| Stated exercise |
Below are entries. Pull out all lines containing "active".

>>>>

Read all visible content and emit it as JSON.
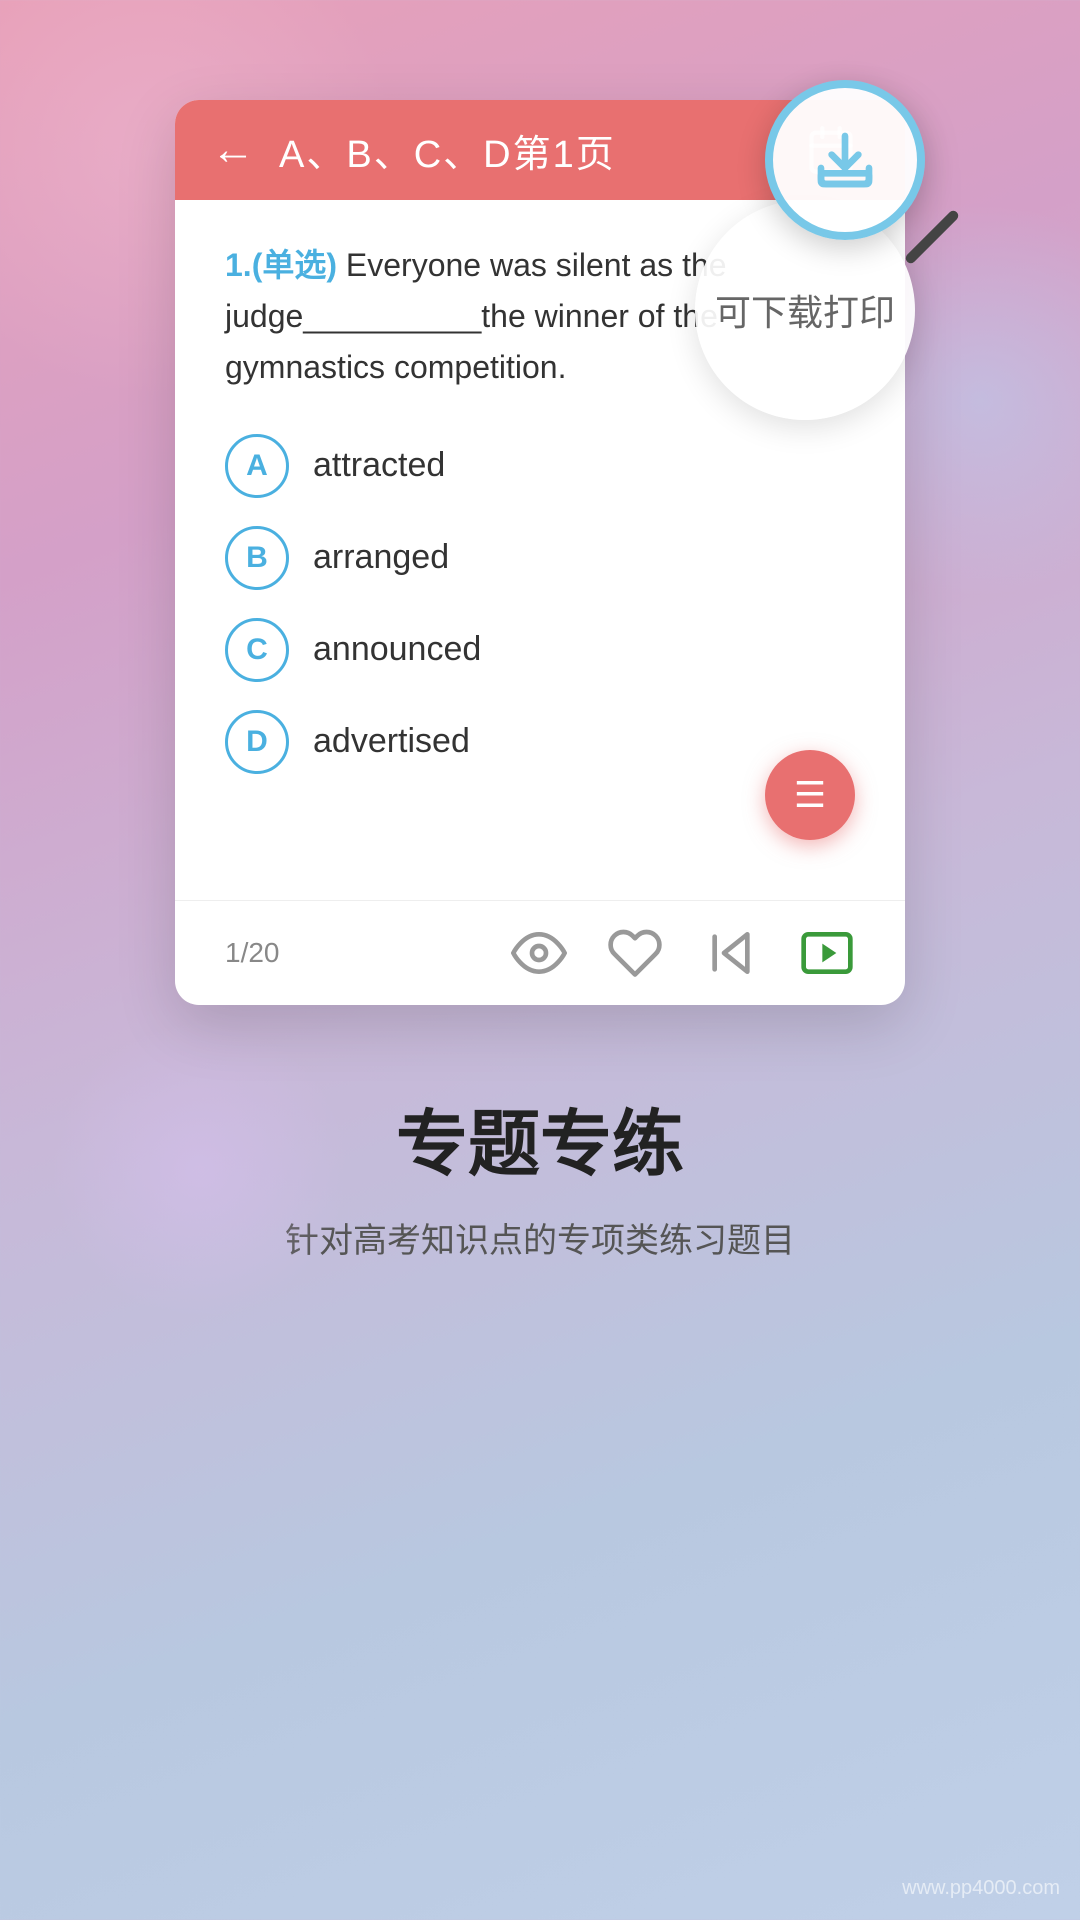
{
  "background": {
    "color_start": "#e8a0b8",
    "color_end": "#c0d0e8"
  },
  "card": {
    "header": {
      "back_label": "←",
      "title": "A、B、C、D第1页",
      "calendar_icon": "calendar-icon",
      "download_icon": "download-icon"
    },
    "magnifier": {
      "tooltip_text": "可下载打印"
    },
    "question": {
      "number": "1.",
      "type": "(单选)",
      "text": " Everyone was silent as the judge__________the winner of the gymnastics competition."
    },
    "options": [
      {
        "letter": "A",
        "text": "attracted"
      },
      {
        "letter": "B",
        "text": "arranged"
      },
      {
        "letter": "C",
        "text": "announced"
      },
      {
        "letter": "D",
        "text": "advertised"
      }
    ],
    "footer": {
      "page_indicator": "1/20"
    }
  },
  "bottom": {
    "title": "专题专练",
    "subtitle": "针对高考知识点的专项类练习题目"
  },
  "watermark": "www.pp4000.com"
}
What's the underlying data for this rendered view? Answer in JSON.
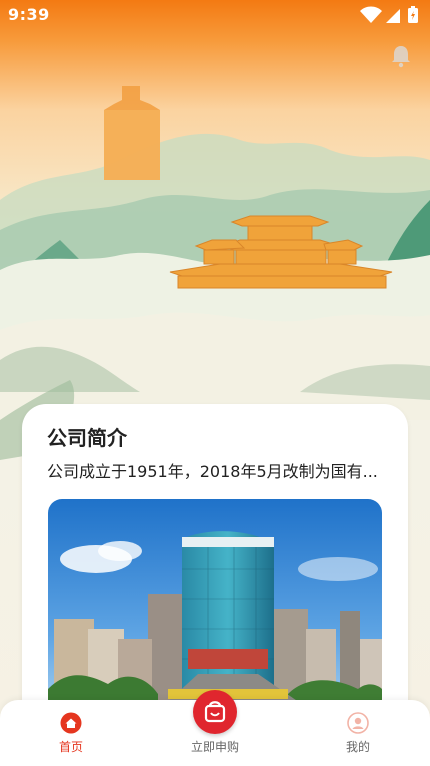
{
  "status_bar": {
    "time": "9:39"
  },
  "intro_card": {
    "title": "公司简介",
    "description": "公司成立于1951年，2018年5月改制为国有..."
  },
  "bottom_nav": {
    "items": [
      {
        "label": "首页",
        "icon": "home-icon",
        "active": true
      },
      {
        "label": "立即申购",
        "icon": "shopping-bag-icon",
        "active": false
      },
      {
        "label": "我的",
        "icon": "user-icon",
        "active": false
      }
    ]
  },
  "colors": {
    "accent": "#e5361f",
    "header_orange": "#f47a12",
    "apply_red": "#e0262e"
  }
}
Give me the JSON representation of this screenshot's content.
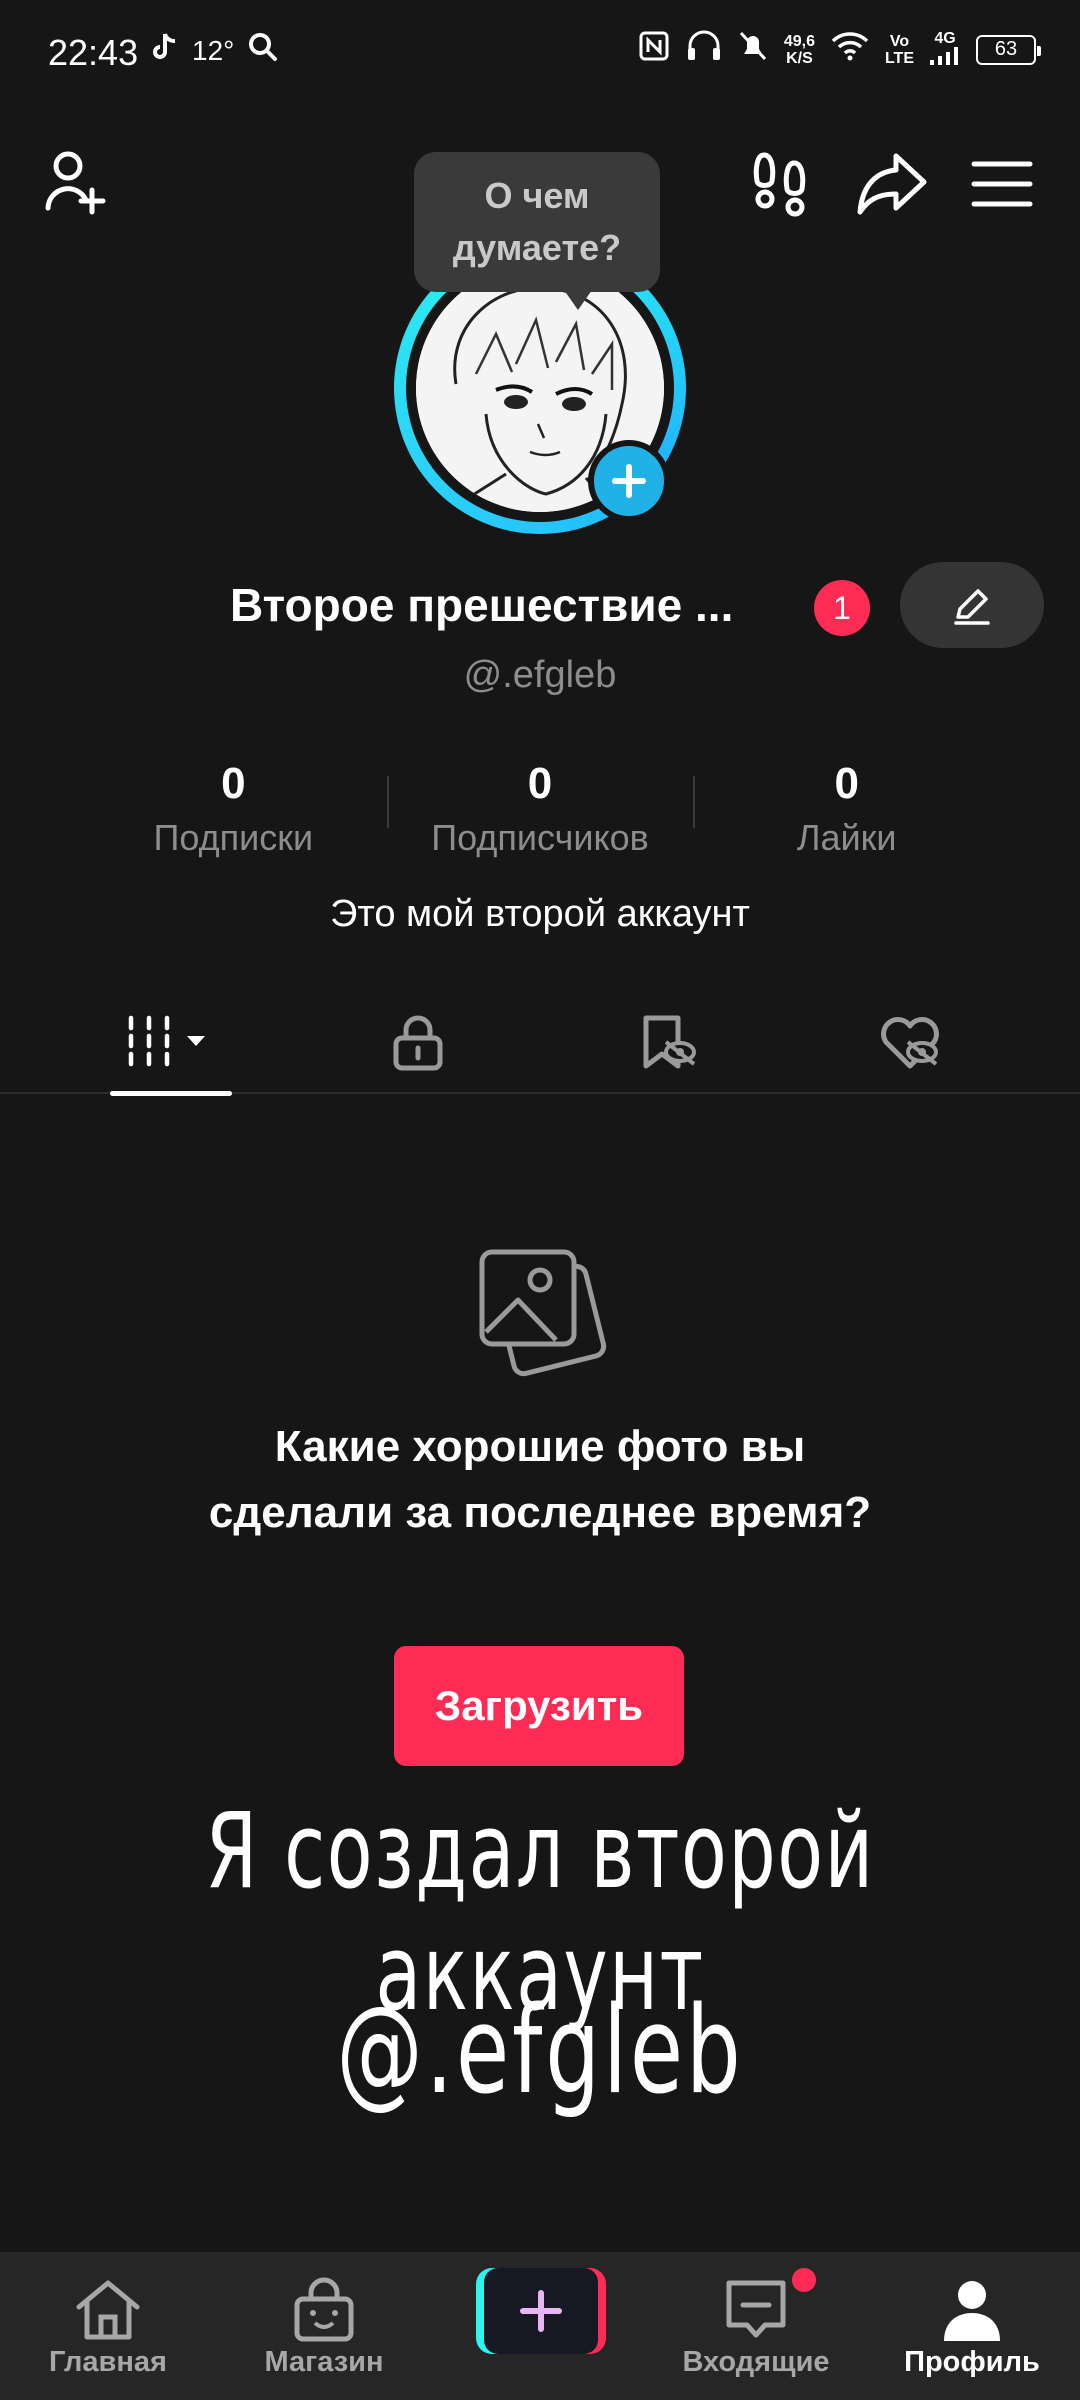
{
  "status_bar": {
    "time": "22:43",
    "temperature": "12°",
    "speed_value": "49,6",
    "speed_unit": "K/S",
    "volte_top": "Vo",
    "volte_bottom": "LTE",
    "network": "4G",
    "battery": "63",
    "icons": [
      "tiktok-icon",
      "search-icon",
      "nfc-icon",
      "headphones-icon",
      "mute-icon",
      "wifi-icon",
      "signal-icon",
      "battery-icon"
    ]
  },
  "top_nav": {
    "icons": [
      "add-friend-icon",
      "footprints-icon",
      "share-icon",
      "menu-icon"
    ]
  },
  "bubble": {
    "text_line1": "О чем",
    "text_line2": "думаете?"
  },
  "profile": {
    "name": "Второе прешествие ...",
    "notification_count": "1",
    "handle": "@.efgleb",
    "bio": "Это мой второй аккаунт",
    "accent_ring": "#2cf4ef",
    "plus_color": "#20b1e6"
  },
  "stats": [
    {
      "value": "0",
      "label": "Подписки"
    },
    {
      "value": "0",
      "label": "Подписчиков"
    },
    {
      "value": "0",
      "label": "Лайки"
    }
  ],
  "tabs": {
    "active": "posts",
    "icons": [
      "grid-icon",
      "lock-icon",
      "saved-hidden-icon",
      "liked-hidden-icon"
    ]
  },
  "empty_state": {
    "title": "Какие хорошие фото вы сделали за последнее время?",
    "button": "Загрузить",
    "icon": "photos-icon"
  },
  "overlay": {
    "line1": "Я создал второй аккаунт",
    "line2": "@.efgleb"
  },
  "bottom_nav": {
    "home": "Главная",
    "shop": "Магазин",
    "inbox": "Входящие",
    "profile": "Профиль",
    "active": "profile"
  },
  "colors": {
    "background": "#161616",
    "accent_red": "#fe2c55",
    "accent_cyan": "#2cf4ef"
  }
}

<<<<

| Answer |
        "active": true
        "active": false
        "active": false
    "active": "posts",
    "active": "profile"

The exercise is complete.